**What you should do**
Look for the word "Studium" in the entries below, then copy every line that has it.

(Stored records)

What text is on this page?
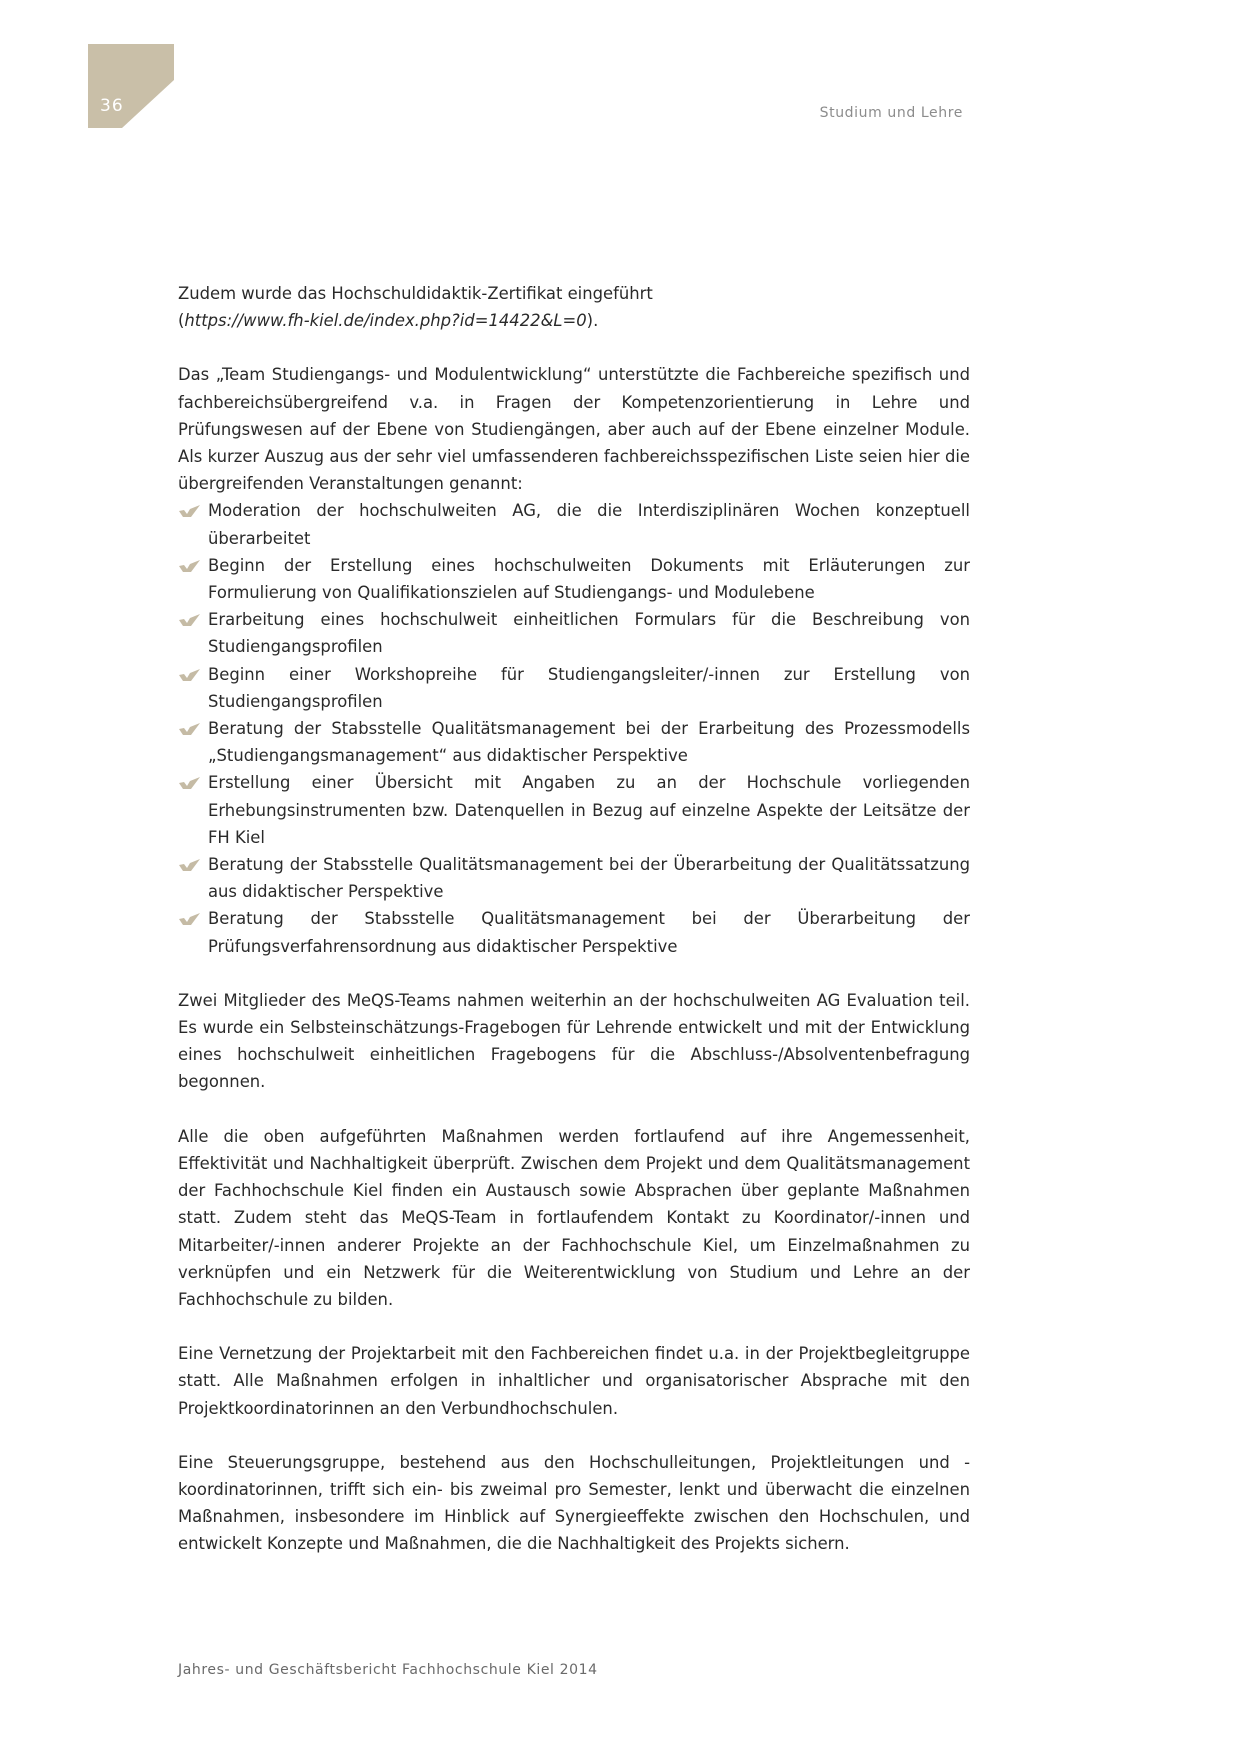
36	Studium und Lehre

Zudem wurde das Hochschuldidaktik-Zertifikat eingeführt
(https://www.fh-kiel.de/index.php?id=14422&L=0).

Das „Team Studiengangs- und Modulentwicklung“ unterstützte die Fachbereiche spezifisch und fachbereichsübergreifend v.a. in Fragen der Kompetenzorientierung in Lehre und Prüfungswesen auf der Ebene von Studiengängen, aber auch auf der Ebene einzelner Module. Als kurzer Auszug aus der sehr viel umfassenderen fachbereichsspezifischen Liste seien hier die übergreifenden Veranstaltungen genannt:

Moderation der hochschulweiten AG, die die Interdisziplinären Wochen konzeptuell überarbeitet
Beginn der Erstellung eines hochschulweiten Dokuments mit Erläuterungen zur Formulierung von Qualifikationszielen auf Studiengangs- und Modulebene
Erarbeitung eines hochschulweit einheitlichen Formulars für die Beschreibung von Studiengangsprofilen
Beginn einer Workshopreihe für Studiengangsleiter/-innen zur Erstellung von Studiengangsprofilen
Beratung der Stabsstelle Qualitätsmanagement bei der Erarbeitung des Prozessmodells „Studiengangsmanagement“ aus didaktischer Perspektive
Erstellung einer Übersicht mit Angaben zu an der Hochschule vorliegenden Erhebungsinstrumenten bzw. Datenquellen in Bezug auf einzelne Aspekte der Leitsätze der FH Kiel
Beratung der Stabsstelle Qualitätsmanagement bei der Überarbeitung der Qualitätssatzung aus didaktischer Perspektive
Beratung der Stabsstelle Qualitätsmanagement bei der Überarbeitung der Prüfungsverfahrensordnung aus didaktischer Perspektive

Zwei Mitglieder des MeQS-Teams nahmen weiterhin an der hochschulweiten AG Evaluation teil. Es wurde ein Selbsteinschätzungs-Fragebogen für Lehrende entwickelt und mit der Entwicklung eines hochschulweit einheitlichen Fragebogens für die Abschluss-/Absolventenbefragung begonnen.

Alle die oben aufgeführten Maßnahmen werden fortlaufend auf ihre Angemessenheit, Effektivität und Nachhaltigkeit überprüft. Zwischen dem Projekt und dem Qualitätsmanagement der Fachhochschule Kiel finden ein Austausch sowie Absprachen über geplante Maßnahmen statt. Zudem steht das MeQS-Team in fortlaufendem Kontakt zu Koordinator/-innen und Mitarbeiter/-innen anderer Projekte an der Fachhochschule Kiel, um Einzelmaßnahmen zu verknüpfen und ein Netzwerk für die Weiterentwicklung von Studium und Lehre an der Fachhochschule zu bilden.

Eine Vernetzung der Projektarbeit mit den Fachbereichen findet u.a. in der Projektbegleitgruppe statt. Alle Maßnahmen erfolgen in inhaltlicher und organisatorischer Absprache mit den Projektkoordinatorinnen an den Verbundhochschulen.

Eine Steuerungsgruppe, bestehend aus den Hochschulleitungen, Projektleitungen und -koordinatorinnen, trifft sich ein- bis zweimal pro Semester, lenkt und überwacht die einzelnen Maßnahmen, insbesondere im Hinblick auf Synergieeffekte zwischen den Hochschulen, und entwickelt Konzepte und Maßnahmen, die die Nachhaltigkeit des Projekts sichern.

Jahres- und Geschäftsbericht Fachhochschule Kiel 2014
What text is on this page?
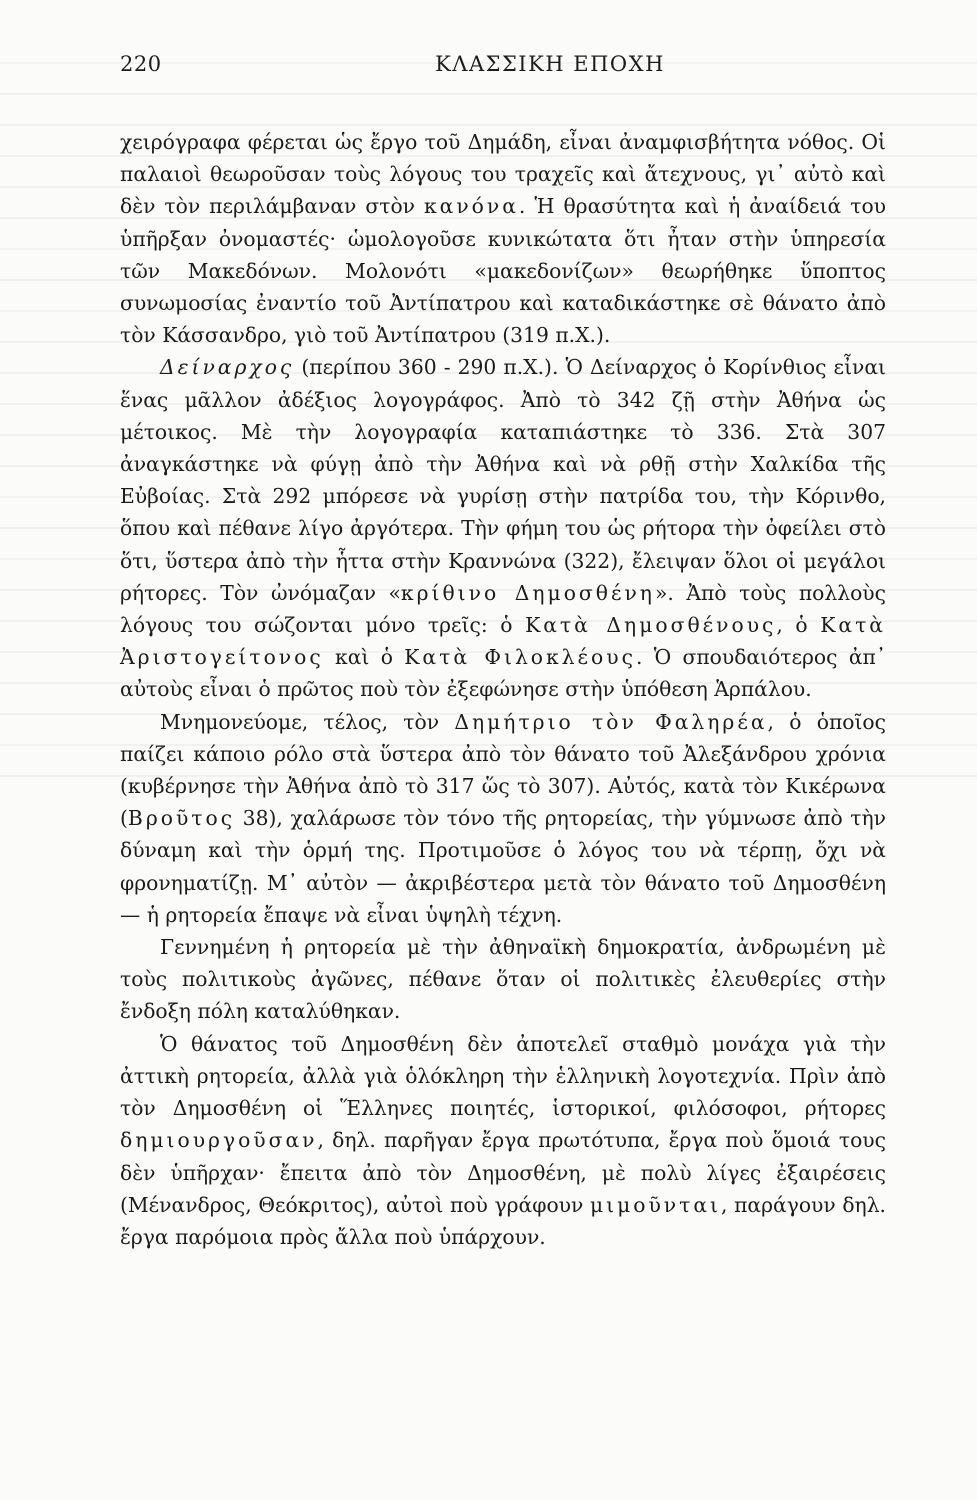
220	ΚΛΑΣΣΙΚΗ ΕΠΟΧΗ

χειρόγραφα φέρεται ὡς ἔργο τοῦ Δημάδη, εἶναι ἀναμφισβήτητα νόθος. Οἱ παλαιοὶ θεωροῦσαν τοὺς λόγους του τραχεῖς καὶ ἄτεχνους, γι᾽ αὐτὸ καὶ δὲν τὸν περιλάμβαναν στὸν κανόνα. Ἡ θρασύτητα καὶ ἡ ἀναίδειά του ὑπῆρξαν ὀνομαστές· ὡμολογοῦσε κυνικώτατα ὅτι ἦταν στὴν ὑπηρεσία τῶν Μακεδόνων. Μολονότι «μακεδονίζων» θεωρήθηκε ὕποπτος συνωμοσίας ἐναντίο τοῦ Ἀντίπατρου καὶ καταδικάστηκε σὲ θάνατο ἀπὸ τὸν Κάσσανδρο, γιὸ τοῦ Ἀντίπατρου (319 π.Χ.).

Δείναρχος (περίπου 360 - 290 π.Χ.). Ὁ Δείναρχος ὁ Κορίνθιος εἶναι ἕνας μᾶλλον ἀδέξιος λογογράφος. Ἀπὸ τὸ 342 ζῇ στὴν Ἀθήνα ὡς μέτοικος. Μὲ τὴν λογογραφία καταπιάστηκε τὸ 336. Στὰ 307 ἀναγκάστηκε νὰ φύγῃ ἀπὸ τὴν Ἀθήνα καὶ νὰ ρθῇ στὴν Χαλκίδα τῆς Εὐβοίας. Στὰ 292 μπόρεσε νὰ γυρίσῃ στὴν πατρίδα του, τὴν Κόρινθο, ὅπου καὶ πέθανε λίγο ἀργότερα. Τὴν φήμη του ὡς ρήτορα τὴν ὀφείλει στὸ ὅτι, ὕστερα ἀπὸ τὴν ἧττα στὴν Κραννώνα (322), ἔλειψαν ὅλοι οἱ μεγάλοι ρήτορες. Τὸν ὠνόμαζαν «κρίθινο Δημοσθένη». Ἀπὸ τοὺς πολλοὺς λόγους του σώζονται μόνο τρεῖς: ὁ Κατὰ Δημοσθένους, ὁ Κατὰ Ἀριστογείτονος καὶ ὁ Κατὰ Φιλοκλέους. Ὁ σπουδαιότερος ἀπ᾽ αὐτοὺς εἶναι ὁ πρῶτος ποὺ τὸν ἐξεφώνησε στὴν ὑπόθεση Ἁρπάλου.

Μνημονεύομε, τέλος, τὸν Δημήτριο τὸν Φαληρέα, ὁ ὁποῖος παίζει κάποιο ρόλο στὰ ὕστερα ἀπὸ τὸν θάνατο τοῦ Ἀλεξάνδρου χρόνια (κυβέρνησε τὴν Ἀθήνα ἀπὸ τὸ 317 ὥς τὸ 307). Αὐτός, κατὰ τὸν Κικέρωνα (Βροῦτος 38), χαλάρωσε τὸν τόνο τῆς ρητορείας, τὴν γύμνωσε ἀπὸ τὴν δύναμη καὶ τὴν ὁρμή της. Προτιμοῦσε ὁ λόγος του νὰ τέρπῃ, ὄχι νὰ φρονηματίζῃ. Μ᾽ αὐτὸν — ἀκριβέστερα μετὰ τὸν θάνατο τοῦ Δημοσθένη — ἡ ρητορεία ἔπαψε νὰ εἶναι ὑψηλὴ τέχνη.

Γεννημένη ἡ ρητορεία μὲ τὴν ἀθηναϊκὴ δημοκρατία, ἀνδρωμένη μὲ τοὺς πολιτικοὺς ἀγῶνες, πέθανε ὅταν οἱ πολιτικὲς ἐλευθερίες στὴν ἔνδοξη πόλη καταλύθηκαν.

Ὁ θάνατος τοῦ Δημοσθένη δὲν ἀποτελεῖ σταθμὸ μονάχα γιὰ τὴν ἀττικὴ ρητορεία, ἀλλὰ γιὰ ὁλόκληρη τὴν ἑλληνικὴ λογοτεχνία. Πρὶν ἀπὸ τὸν Δημοσθένη οἱ Ἕλληνες ποιητές, ἱστορικοί, φιλόσοφοι, ρήτορες δημιουργοῦσαν, δηλ. παρῆγαν ἔργα πρωτότυπα, ἔργα ποὺ ὅμοιά τους δὲν ὑπῆρχαν· ἔπειτα ἀπὸ τὸν Δημοσθένη, μὲ πολὺ λίγες ἐξαιρέσεις (Μένανδρος, Θεόκριτος), αὐτοὶ ποὺ γράφουν μιμοῦνται, παράγουν δηλ. ἔργα παρόμοια πρὸς ἄλλα ποὺ ὑπάρχουν.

**Task response**
36	Studium und Lehre
Alle die oben aufgeführten Maßnahmen werden fortlaufend auf ihre Angemessenheit, Effektivität und Nachhaltigkeit überprüft. Zwischen dem Projekt und dem Qualitätsmanagement der Fachhochschule Kiel finden ein Austausch sowie Absprachen über geplante Maßnahmen statt. Zudem steht das MeQS-Team in fortlaufendem Kontakt zu Koordinator/-innen und Mitarbeiter/-innen anderer Projekte an der Fachhochschule Kiel, um Einzelmaßnahmen zu verknüpfen und ein Netzwerk für die Weiterentwicklung von Studium und Lehre an der Fachhochschule zu bilden.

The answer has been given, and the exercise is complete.